> _Exercise prompt_: Copy each line of the records that includes "gated".

> _The data_:

"""

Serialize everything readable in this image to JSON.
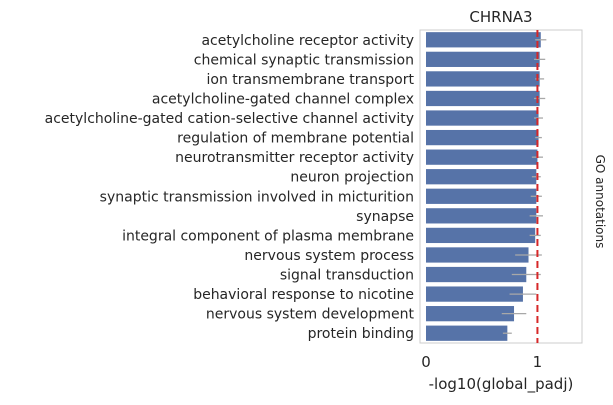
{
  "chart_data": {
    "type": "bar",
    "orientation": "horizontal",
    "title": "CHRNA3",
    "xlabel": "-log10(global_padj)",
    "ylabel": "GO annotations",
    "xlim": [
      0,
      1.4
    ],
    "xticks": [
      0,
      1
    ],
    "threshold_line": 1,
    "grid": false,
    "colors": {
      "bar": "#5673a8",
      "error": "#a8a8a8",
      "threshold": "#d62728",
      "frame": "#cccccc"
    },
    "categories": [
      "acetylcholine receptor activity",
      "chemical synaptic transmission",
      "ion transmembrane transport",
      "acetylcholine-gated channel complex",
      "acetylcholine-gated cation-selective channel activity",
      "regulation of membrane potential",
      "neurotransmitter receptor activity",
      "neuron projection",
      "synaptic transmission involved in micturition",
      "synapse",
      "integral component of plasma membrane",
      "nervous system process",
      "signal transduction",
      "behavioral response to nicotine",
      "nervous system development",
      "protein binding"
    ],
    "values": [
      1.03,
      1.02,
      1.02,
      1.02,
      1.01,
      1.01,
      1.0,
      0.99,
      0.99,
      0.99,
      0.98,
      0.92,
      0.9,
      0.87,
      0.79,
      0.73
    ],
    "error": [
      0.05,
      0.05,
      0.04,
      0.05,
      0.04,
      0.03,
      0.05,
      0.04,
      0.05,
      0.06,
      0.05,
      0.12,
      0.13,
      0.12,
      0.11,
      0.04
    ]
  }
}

"""

> _Answer box_:
      "acetylcholine-gated channel complex",
      "acetylcholine-gated cation-selective channel activity",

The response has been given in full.